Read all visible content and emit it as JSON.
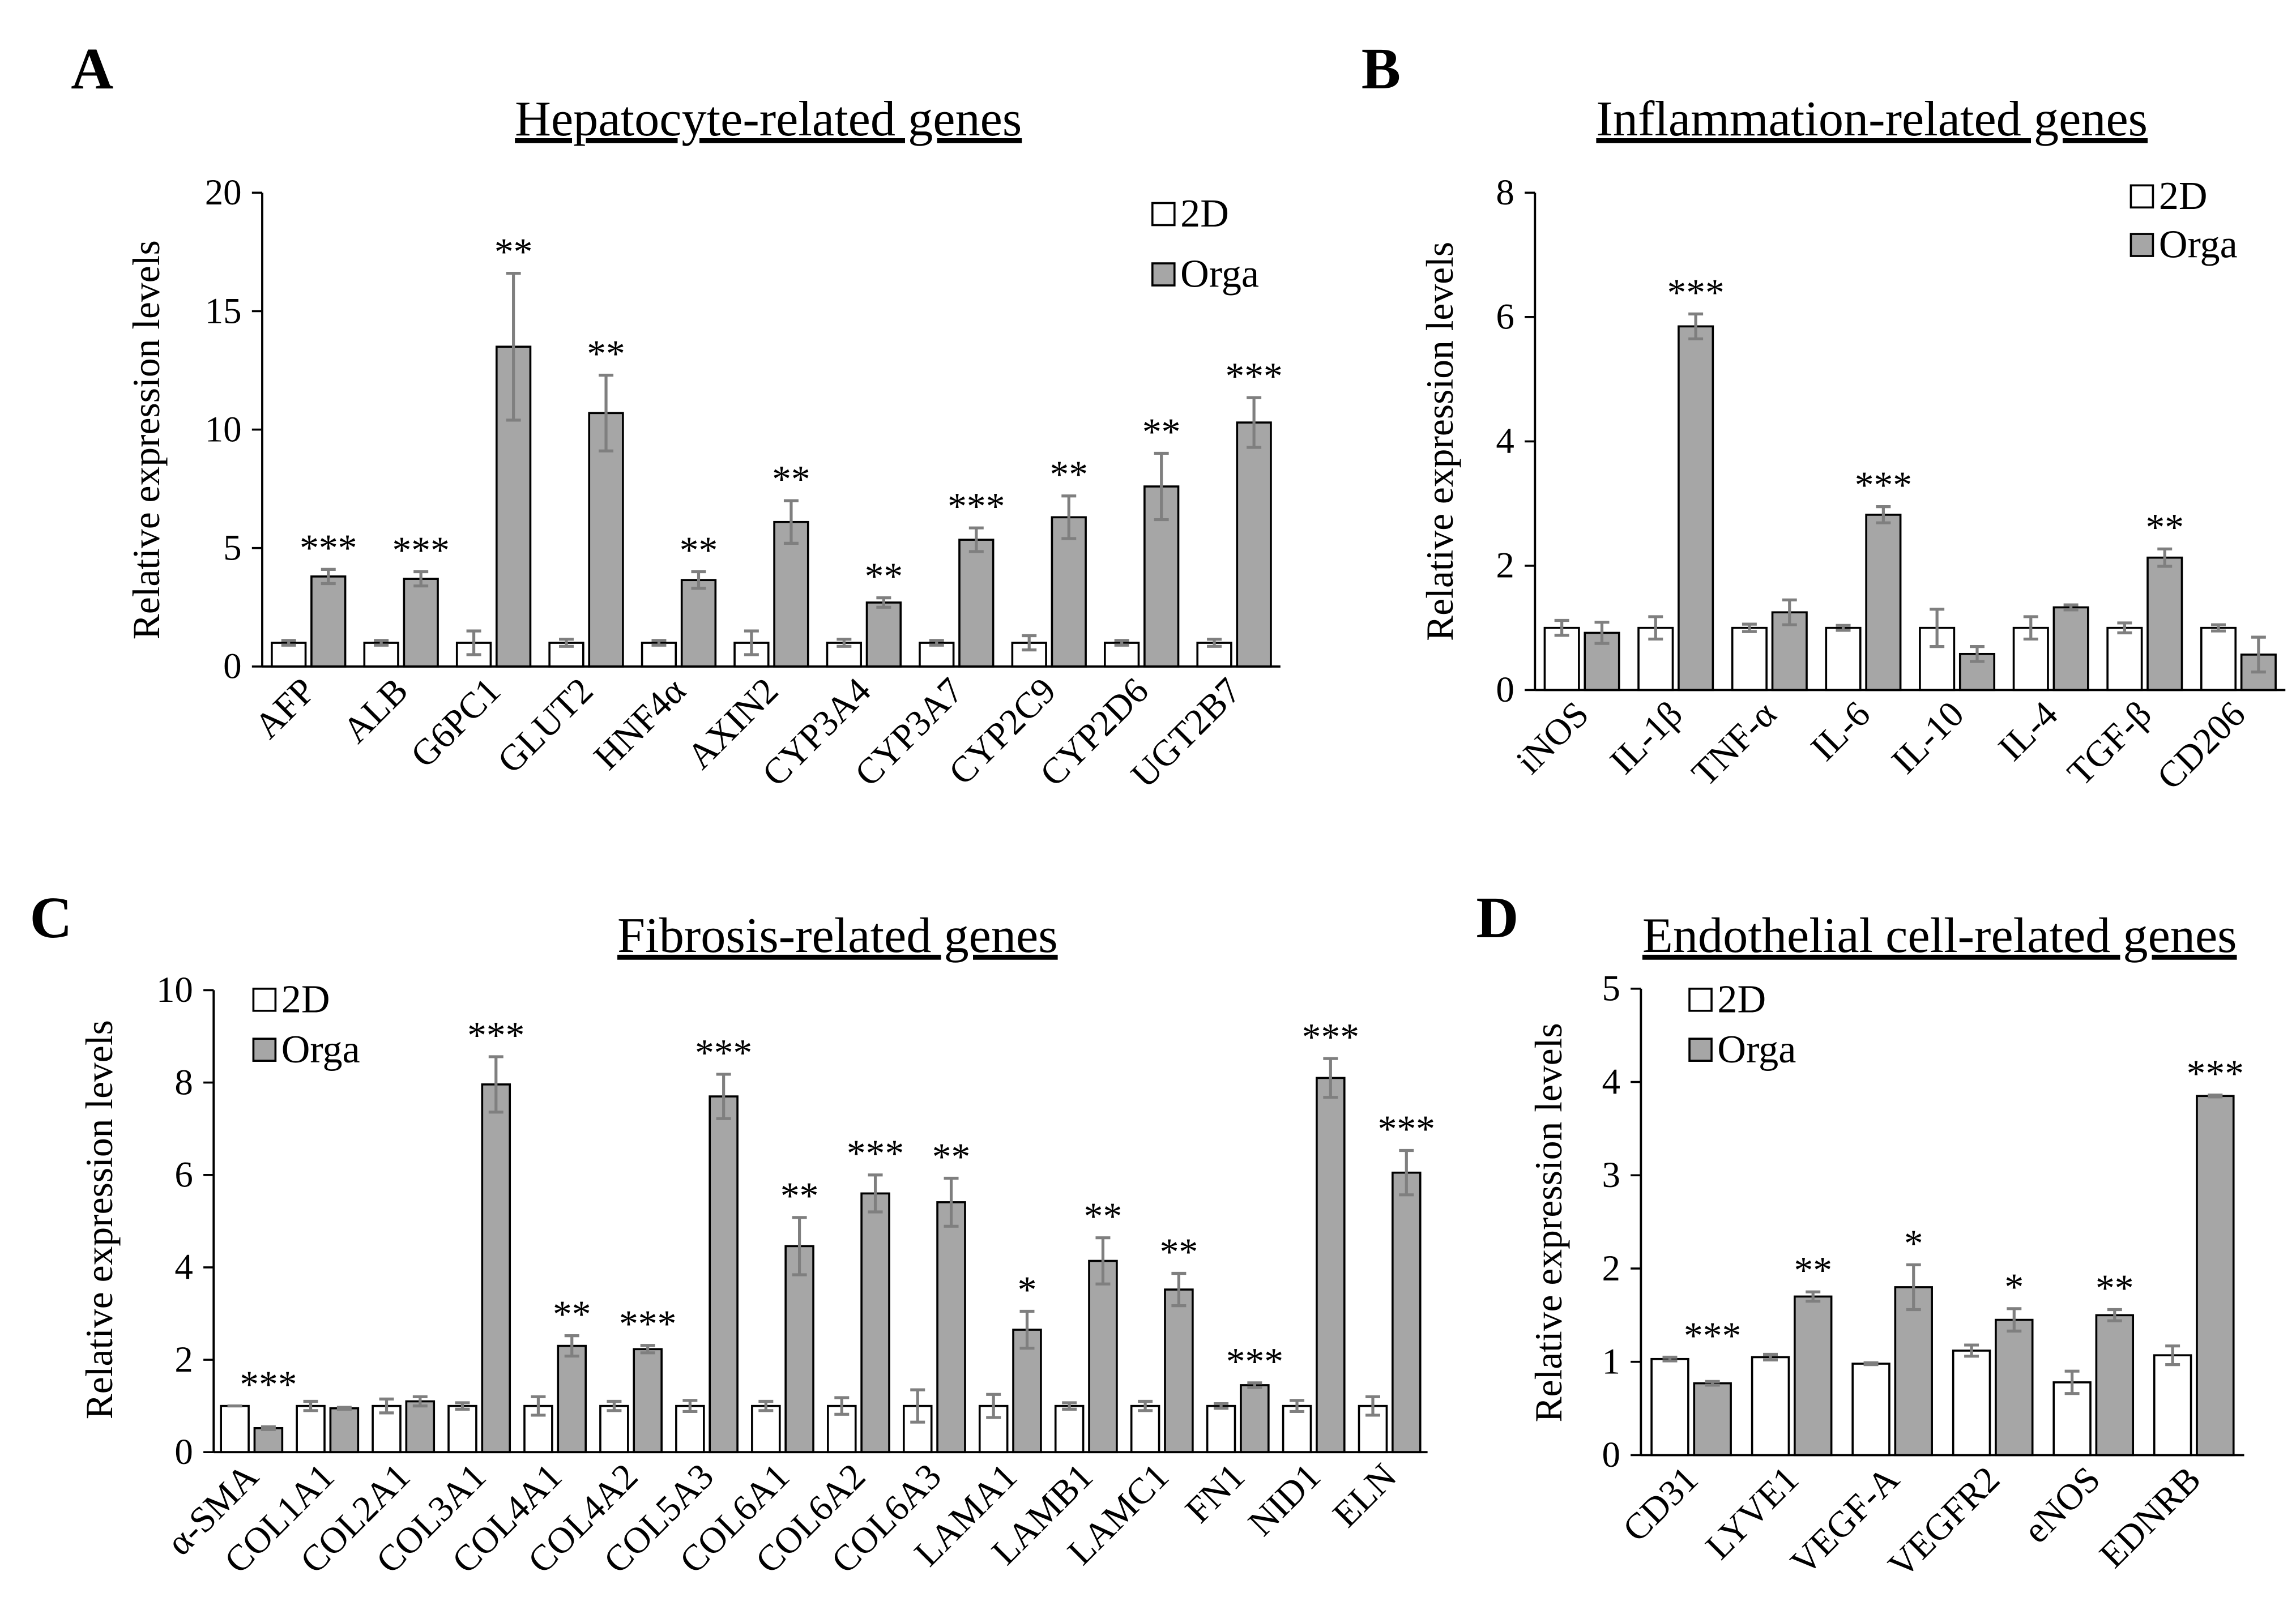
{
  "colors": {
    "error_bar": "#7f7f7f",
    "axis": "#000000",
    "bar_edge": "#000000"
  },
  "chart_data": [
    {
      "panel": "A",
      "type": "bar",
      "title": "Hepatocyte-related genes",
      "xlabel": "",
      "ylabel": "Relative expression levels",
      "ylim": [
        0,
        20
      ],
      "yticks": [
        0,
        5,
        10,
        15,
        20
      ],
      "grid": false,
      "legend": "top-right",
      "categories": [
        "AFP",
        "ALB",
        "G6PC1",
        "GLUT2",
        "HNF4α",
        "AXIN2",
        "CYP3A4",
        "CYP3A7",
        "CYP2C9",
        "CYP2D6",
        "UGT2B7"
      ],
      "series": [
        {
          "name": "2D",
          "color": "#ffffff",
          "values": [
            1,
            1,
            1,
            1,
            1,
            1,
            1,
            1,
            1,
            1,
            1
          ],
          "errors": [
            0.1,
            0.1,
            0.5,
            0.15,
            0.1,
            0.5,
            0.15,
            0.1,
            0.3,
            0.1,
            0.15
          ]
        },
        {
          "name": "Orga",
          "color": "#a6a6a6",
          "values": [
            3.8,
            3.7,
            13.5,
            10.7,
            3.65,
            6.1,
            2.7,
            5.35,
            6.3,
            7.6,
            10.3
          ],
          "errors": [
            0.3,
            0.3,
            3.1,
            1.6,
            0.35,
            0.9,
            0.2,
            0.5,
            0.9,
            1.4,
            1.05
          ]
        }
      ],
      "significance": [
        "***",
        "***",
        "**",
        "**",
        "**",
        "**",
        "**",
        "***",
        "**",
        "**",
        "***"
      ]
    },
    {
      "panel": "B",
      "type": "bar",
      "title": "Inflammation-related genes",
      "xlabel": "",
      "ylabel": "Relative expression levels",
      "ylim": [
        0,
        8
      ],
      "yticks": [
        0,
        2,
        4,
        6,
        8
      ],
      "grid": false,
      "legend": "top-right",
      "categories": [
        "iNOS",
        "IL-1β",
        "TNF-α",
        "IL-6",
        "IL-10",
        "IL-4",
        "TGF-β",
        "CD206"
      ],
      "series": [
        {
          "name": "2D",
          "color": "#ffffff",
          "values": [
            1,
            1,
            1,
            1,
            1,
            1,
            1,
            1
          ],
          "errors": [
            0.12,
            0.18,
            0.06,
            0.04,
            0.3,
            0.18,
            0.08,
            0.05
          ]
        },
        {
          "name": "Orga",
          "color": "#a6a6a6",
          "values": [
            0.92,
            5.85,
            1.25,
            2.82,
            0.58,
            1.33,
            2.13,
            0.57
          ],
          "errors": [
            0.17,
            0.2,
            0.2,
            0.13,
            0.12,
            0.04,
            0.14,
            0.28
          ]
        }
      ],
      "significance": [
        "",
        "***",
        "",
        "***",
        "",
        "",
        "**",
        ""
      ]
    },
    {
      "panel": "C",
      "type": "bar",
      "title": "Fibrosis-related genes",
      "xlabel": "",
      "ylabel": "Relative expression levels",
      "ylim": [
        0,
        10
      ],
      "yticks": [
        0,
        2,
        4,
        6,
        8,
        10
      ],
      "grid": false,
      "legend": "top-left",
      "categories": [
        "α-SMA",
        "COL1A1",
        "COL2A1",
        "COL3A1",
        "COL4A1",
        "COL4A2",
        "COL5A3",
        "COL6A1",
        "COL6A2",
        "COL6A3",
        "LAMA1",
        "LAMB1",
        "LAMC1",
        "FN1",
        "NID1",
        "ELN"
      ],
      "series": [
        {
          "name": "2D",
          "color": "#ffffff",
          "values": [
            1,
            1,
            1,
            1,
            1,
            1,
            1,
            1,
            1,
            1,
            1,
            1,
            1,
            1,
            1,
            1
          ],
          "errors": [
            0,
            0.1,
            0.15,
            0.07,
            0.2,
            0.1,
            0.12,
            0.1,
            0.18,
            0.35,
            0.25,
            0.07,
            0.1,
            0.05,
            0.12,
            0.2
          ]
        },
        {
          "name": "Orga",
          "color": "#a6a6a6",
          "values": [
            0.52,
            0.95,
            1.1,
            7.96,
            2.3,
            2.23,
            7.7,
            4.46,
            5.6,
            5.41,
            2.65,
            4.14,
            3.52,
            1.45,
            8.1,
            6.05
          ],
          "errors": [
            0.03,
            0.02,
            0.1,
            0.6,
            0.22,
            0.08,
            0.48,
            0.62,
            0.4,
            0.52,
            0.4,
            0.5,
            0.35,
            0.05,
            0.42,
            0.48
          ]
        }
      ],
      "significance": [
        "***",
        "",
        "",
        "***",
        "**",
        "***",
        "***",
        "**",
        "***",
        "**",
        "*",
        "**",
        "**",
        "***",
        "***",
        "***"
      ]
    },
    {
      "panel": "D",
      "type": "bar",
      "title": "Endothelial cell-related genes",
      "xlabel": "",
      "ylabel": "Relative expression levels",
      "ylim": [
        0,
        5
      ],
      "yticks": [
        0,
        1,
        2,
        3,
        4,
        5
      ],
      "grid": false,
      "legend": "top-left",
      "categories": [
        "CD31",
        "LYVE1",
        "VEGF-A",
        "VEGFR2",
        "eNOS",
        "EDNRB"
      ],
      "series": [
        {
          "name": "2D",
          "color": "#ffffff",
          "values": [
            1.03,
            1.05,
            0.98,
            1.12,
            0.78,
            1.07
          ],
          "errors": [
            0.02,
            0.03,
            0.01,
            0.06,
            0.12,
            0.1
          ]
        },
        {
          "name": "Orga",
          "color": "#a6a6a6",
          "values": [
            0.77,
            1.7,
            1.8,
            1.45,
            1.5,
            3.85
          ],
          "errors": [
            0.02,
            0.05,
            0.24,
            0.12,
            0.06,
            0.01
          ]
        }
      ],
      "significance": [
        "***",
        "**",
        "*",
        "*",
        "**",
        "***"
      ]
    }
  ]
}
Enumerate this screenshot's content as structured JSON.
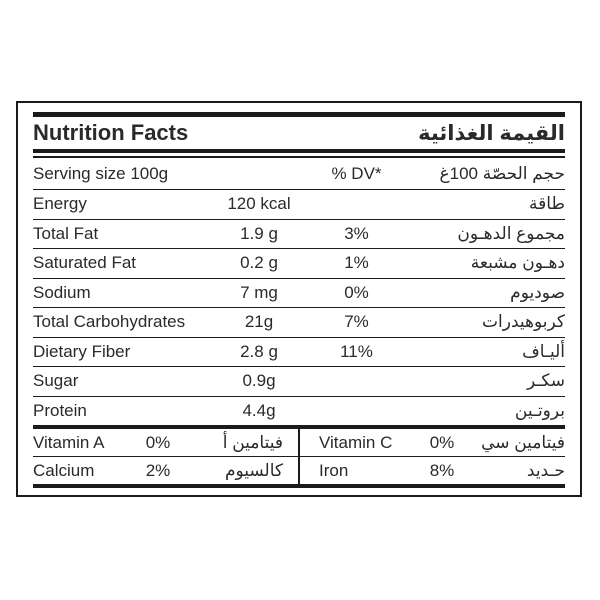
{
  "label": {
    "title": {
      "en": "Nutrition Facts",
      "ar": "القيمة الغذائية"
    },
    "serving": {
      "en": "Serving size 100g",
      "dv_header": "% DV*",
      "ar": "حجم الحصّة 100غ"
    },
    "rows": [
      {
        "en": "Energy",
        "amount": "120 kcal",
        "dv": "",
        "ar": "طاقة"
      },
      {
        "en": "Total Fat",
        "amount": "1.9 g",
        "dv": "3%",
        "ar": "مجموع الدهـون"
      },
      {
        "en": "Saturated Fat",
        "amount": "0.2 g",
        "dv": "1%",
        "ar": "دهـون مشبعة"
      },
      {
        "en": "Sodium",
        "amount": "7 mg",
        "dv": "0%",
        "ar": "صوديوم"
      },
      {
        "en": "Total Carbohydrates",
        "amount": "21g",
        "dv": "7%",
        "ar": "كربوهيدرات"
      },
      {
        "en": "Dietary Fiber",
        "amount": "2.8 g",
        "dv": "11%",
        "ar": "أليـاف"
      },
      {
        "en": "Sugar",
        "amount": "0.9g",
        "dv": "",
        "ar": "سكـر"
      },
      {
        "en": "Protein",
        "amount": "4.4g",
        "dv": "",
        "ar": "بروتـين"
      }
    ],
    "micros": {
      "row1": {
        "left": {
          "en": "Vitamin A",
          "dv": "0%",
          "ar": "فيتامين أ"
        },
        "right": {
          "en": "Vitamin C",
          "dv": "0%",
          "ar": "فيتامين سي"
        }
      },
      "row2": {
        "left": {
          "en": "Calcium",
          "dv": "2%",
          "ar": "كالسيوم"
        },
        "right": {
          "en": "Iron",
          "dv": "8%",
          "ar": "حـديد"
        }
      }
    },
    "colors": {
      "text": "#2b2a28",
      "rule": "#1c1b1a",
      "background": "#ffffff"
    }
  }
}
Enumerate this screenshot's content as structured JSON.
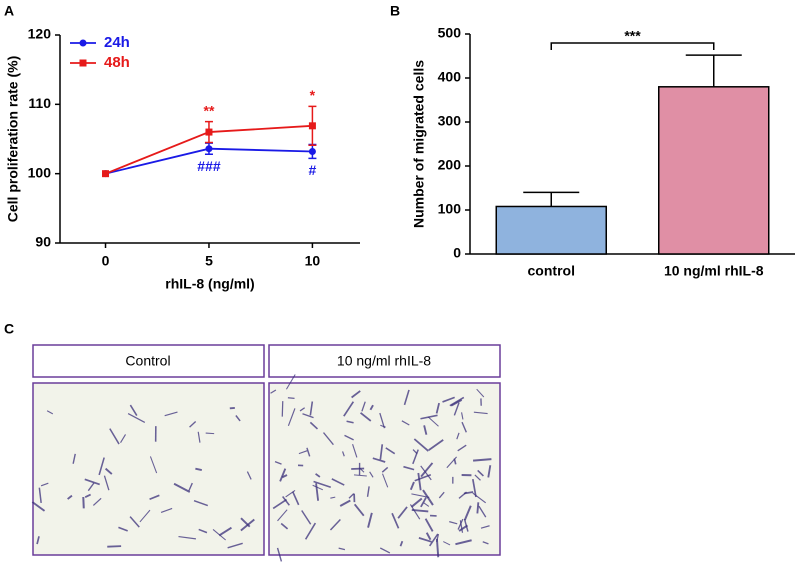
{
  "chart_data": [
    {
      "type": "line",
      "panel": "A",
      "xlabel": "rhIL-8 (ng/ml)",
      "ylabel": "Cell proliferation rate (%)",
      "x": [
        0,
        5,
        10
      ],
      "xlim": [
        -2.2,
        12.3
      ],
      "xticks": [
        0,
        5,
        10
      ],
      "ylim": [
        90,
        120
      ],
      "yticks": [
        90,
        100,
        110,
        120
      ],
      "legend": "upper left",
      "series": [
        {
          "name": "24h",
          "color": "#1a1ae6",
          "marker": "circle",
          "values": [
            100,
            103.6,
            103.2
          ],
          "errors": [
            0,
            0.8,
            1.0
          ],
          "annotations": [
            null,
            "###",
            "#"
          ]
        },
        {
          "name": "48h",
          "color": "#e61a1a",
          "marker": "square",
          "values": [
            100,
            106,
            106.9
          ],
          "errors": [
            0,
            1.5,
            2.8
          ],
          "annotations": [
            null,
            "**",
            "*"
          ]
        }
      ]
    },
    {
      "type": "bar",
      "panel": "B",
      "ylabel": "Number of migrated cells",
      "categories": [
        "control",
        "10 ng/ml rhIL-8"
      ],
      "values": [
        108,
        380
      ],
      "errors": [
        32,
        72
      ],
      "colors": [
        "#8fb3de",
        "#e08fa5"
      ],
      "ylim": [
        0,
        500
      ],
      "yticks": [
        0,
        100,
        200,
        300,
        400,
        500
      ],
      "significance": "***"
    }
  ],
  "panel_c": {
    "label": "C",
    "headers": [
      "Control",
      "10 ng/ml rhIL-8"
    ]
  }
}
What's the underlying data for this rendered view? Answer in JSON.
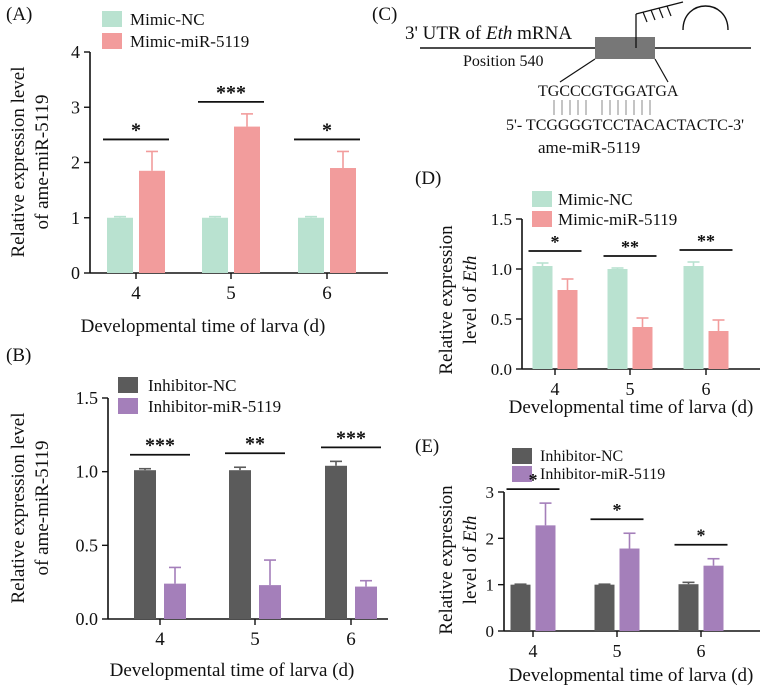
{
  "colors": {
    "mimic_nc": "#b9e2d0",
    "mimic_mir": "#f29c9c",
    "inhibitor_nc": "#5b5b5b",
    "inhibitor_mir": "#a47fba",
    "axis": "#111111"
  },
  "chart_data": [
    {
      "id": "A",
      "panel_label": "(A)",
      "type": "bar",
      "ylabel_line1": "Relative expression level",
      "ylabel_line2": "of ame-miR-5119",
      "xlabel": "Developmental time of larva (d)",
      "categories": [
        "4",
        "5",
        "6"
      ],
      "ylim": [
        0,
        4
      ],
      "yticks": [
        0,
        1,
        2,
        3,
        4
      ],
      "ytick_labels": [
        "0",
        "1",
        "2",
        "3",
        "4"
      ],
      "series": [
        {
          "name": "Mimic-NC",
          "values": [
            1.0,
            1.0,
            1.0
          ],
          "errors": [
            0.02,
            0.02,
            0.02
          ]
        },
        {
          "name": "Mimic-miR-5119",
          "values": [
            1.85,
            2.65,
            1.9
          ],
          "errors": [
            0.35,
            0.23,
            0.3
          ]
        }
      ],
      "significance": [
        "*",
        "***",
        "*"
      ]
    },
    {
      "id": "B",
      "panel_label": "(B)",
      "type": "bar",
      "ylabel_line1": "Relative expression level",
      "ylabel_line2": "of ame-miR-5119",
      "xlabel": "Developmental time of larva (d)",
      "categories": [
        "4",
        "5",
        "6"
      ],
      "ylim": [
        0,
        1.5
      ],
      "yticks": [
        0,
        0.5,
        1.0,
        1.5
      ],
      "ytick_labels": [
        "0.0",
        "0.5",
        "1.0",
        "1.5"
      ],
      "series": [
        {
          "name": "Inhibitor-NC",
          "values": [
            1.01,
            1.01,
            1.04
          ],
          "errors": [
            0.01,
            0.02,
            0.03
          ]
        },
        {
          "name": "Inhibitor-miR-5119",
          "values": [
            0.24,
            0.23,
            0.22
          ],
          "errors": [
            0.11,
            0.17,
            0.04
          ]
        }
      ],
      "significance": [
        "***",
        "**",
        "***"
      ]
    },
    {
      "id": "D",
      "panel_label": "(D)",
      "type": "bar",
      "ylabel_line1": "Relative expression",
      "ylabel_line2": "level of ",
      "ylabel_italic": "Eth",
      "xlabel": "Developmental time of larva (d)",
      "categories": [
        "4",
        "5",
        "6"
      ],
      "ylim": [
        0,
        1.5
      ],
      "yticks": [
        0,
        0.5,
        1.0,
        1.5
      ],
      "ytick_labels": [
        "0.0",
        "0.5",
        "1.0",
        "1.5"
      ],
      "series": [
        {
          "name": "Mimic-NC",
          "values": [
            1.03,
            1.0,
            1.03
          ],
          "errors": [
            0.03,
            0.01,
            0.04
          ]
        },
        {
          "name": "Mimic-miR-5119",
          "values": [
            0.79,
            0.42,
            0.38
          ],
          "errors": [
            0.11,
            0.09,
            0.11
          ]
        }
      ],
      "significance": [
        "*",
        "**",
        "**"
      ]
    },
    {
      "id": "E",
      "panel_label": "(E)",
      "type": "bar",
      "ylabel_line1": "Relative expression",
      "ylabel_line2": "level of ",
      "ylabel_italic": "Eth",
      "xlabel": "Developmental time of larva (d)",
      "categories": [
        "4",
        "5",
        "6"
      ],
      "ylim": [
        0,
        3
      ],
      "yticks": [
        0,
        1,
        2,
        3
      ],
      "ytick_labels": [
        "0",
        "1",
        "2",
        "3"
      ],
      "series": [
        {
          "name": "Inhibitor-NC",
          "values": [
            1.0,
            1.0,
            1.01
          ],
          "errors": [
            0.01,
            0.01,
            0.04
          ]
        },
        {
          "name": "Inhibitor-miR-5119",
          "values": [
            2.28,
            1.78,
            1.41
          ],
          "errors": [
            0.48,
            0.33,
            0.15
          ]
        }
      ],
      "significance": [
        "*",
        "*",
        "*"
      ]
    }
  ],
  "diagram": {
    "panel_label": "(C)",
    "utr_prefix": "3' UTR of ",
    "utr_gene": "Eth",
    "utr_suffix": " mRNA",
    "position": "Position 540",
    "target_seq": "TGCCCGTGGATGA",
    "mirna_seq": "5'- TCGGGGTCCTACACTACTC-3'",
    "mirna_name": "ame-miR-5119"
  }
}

━━━━━━

Brief ::
Pull out every line of the entries that includes the word "genes".

Solution to this problem ::
      "title": "Hepatocyte-related genes",
      "title": "Inflammation-related genes",
      "title": "Fibrosis-related genes",
      "title": "Endothelial cell-related genes",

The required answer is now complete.